» INFORMATION GIVEN
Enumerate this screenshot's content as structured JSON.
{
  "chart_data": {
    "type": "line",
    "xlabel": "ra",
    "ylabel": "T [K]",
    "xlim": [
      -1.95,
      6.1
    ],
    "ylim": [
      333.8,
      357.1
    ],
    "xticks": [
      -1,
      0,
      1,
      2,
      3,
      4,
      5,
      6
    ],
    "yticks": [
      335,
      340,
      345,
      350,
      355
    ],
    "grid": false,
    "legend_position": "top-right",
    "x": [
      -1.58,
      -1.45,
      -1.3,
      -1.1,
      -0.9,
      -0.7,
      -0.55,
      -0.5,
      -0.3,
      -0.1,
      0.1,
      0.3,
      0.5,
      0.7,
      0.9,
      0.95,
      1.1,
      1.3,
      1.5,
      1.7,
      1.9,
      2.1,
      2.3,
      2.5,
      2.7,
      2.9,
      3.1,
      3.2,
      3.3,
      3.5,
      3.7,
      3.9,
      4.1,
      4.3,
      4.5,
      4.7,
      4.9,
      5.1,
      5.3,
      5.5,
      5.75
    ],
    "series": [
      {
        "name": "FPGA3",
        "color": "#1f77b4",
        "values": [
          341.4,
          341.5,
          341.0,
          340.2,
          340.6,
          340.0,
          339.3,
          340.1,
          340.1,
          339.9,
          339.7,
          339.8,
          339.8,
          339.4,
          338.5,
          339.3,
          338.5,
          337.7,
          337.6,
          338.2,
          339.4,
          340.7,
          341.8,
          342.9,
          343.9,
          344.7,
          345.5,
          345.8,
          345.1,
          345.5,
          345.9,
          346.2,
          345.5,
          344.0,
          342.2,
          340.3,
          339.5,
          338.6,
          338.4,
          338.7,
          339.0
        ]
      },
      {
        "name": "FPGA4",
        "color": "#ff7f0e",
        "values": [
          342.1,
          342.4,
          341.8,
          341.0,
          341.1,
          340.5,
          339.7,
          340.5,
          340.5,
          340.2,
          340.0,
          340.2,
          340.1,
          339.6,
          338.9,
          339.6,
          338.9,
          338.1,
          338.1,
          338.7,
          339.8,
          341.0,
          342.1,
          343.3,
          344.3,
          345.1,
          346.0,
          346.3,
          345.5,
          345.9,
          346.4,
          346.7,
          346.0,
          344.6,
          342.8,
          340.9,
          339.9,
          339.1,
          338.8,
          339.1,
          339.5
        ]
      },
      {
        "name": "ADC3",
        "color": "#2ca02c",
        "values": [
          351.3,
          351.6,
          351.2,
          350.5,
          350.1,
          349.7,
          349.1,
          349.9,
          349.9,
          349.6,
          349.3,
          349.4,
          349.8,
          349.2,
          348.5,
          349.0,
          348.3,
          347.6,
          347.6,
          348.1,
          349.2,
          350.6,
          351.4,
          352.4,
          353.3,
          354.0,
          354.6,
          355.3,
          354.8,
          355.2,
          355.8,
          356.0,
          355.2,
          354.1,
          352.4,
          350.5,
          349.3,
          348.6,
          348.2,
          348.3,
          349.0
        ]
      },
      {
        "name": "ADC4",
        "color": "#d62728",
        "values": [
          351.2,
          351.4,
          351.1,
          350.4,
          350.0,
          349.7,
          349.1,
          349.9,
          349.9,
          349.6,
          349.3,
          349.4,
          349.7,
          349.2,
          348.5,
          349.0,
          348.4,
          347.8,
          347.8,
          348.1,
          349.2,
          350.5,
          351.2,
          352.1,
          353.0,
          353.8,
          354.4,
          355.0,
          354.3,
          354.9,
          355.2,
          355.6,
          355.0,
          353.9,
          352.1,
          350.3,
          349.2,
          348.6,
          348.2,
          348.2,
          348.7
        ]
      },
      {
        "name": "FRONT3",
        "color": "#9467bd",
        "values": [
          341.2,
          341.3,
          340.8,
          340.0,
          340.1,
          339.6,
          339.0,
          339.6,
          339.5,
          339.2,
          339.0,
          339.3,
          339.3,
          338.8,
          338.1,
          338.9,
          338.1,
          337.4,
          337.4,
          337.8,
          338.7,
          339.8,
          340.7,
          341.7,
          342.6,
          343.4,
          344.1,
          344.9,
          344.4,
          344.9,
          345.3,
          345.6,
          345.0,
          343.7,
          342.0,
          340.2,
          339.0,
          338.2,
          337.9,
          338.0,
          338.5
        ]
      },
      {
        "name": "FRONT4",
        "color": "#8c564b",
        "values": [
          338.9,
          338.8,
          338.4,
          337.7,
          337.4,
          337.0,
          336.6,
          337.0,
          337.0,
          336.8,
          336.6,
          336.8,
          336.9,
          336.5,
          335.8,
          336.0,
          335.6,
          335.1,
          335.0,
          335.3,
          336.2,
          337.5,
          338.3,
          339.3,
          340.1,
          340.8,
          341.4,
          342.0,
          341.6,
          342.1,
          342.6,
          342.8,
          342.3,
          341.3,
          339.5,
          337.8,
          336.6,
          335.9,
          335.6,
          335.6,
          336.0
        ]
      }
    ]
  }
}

» GOAL OF THE EXERCISE
Return all of the data precisely as it appears.

» RESULT OF THE TASK
Enumerate this screenshot's content as structured JSON.
{
  "chart_data": {
    "type": "line",
    "xlabel": "ra",
    "ylabel": "T [K]",
    "xlim": [
      -1.95,
      6.1
    ],
    "ylim": [
      333.8,
      357.1
    ],
    "xticks": [
      -1,
      0,
      1,
      2,
      3,
      4,
      5,
      6
    ],
    "yticks": [
      335,
      340,
      345,
      350,
      355
    ],
    "grid": false,
    "legend_position": "top-right",
    "x": [
      -1.58,
      -1.45,
      -1.3,
      -1.1,
      -0.9,
      -0.7,
      -0.55,
      -0.5,
      -0.3,
      -0.1,
      0.1,
      0.3,
      0.5,
      0.7,
      0.9,
      0.95,
      1.1,
      1.3,
      1.5,
      1.7,
      1.9,
      2.1,
      2.3,
      2.5,
      2.7,
      2.9,
      3.1,
      3.2,
      3.3,
      3.5,
      3.7,
      3.9,
      4.1,
      4.3,
      4.5,
      4.7,
      4.9,
      5.1,
      5.3,
      5.5,
      5.75
    ],
    "series": [
      {
        "name": "FPGA3",
        "color": "#1f77b4",
        "values": [
          341.4,
          341.5,
          341.0,
          340.2,
          340.6,
          340.0,
          339.3,
          340.1,
          340.1,
          339.9,
          339.7,
          339.8,
          339.8,
          339.4,
          338.5,
          339.3,
          338.5,
          337.7,
          337.6,
          338.2,
          339.4,
          340.7,
          341.8,
          342.9,
          343.9,
          344.7,
          345.5,
          345.8,
          345.1,
          345.5,
          345.9,
          346.2,
          345.5,
          344.0,
          342.2,
          340.3,
          339.5,
          338.6,
          338.4,
          338.7,
          339.0
        ]
      },
      {
        "name": "FPGA4",
        "color": "#ff7f0e",
        "values": [
          342.1,
          342.4,
          341.8,
          341.0,
          341.1,
          340.5,
          339.7,
          340.5,
          340.5,
          340.2,
          340.0,
          340.2,
          340.1,
          339.6,
          338.9,
          339.6,
          338.9,
          338.1,
          338.1,
          338.7,
          339.8,
          341.0,
          342.1,
          343.3,
          344.3,
          345.1,
          346.0,
          346.3,
          345.5,
          345.9,
          346.4,
          346.7,
          346.0,
          344.6,
          342.8,
          340.9,
          339.9,
          339.1,
          338.8,
          339.1,
          339.5
        ]
      },
      {
        "name": "ADC3",
        "color": "#2ca02c",
        "values": [
          351.3,
          351.6,
          351.2,
          350.5,
          350.1,
          349.7,
          349.1,
          349.9,
          349.9,
          349.6,
          349.3,
          349.4,
          349.8,
          349.2,
          348.5,
          349.0,
          348.3,
          347.6,
          347.6,
          348.1,
          349.2,
          350.6,
          351.4,
          352.4,
          353.3,
          354.0,
          354.6,
          355.3,
          354.8,
          355.2,
          355.8,
          356.0,
          355.2,
          354.1,
          352.4,
          350.5,
          349.3,
          348.6,
          348.2,
          348.3,
          349.0
        ]
      },
      {
        "name": "ADC4",
        "color": "#d62728",
        "values": [
          351.2,
          351.4,
          351.1,
          350.4,
          350.0,
          349.7,
          349.1,
          349.9,
          349.9,
          349.6,
          349.3,
          349.4,
          349.7,
          349.2,
          348.5,
          349.0,
          348.4,
          347.8,
          347.8,
          348.1,
          349.2,
          350.5,
          351.2,
          352.1,
          353.0,
          353.8,
          354.4,
          355.0,
          354.3,
          354.9,
          355.2,
          355.6,
          355.0,
          353.9,
          352.1,
          350.3,
          349.2,
          348.6,
          348.2,
          348.2,
          348.7
        ]
      },
      {
        "name": "FRONT3",
        "color": "#9467bd",
        "values": [
          341.2,
          341.3,
          340.8,
          340.0,
          340.1,
          339.6,
          339.0,
          339.6,
          339.5,
          339.2,
          339.0,
          339.3,
          339.3,
          338.8,
          338.1,
          338.9,
          338.1,
          337.4,
          337.4,
          337.8,
          338.7,
          339.8,
          340.7,
          341.7,
          342.6,
          343.4,
          344.1,
          344.9,
          344.4,
          344.9,
          345.3,
          345.6,
          345.0,
          343.7,
          342.0,
          340.2,
          339.0,
          338.2,
          337.9,
          338.0,
          338.5
        ]
      },
      {
        "name": "FRONT4",
        "color": "#8c564b",
        "values": [
          338.9,
          338.8,
          338.4,
          337.7,
          337.4,
          337.0,
          336.6,
          337.0,
          337.0,
          336.8,
          336.6,
          336.8,
          336.9,
          336.5,
          335.8,
          336.0,
          335.6,
          335.1,
          335.0,
          335.3,
          336.2,
          337.5,
          338.3,
          339.3,
          340.1,
          340.8,
          341.4,
          342.0,
          341.6,
          342.1,
          342.6,
          342.8,
          342.3,
          341.3,
          339.5,
          337.8,
          336.6,
          335.9,
          335.6,
          335.6,
          336.0
        ]
      }
    ]
  }
}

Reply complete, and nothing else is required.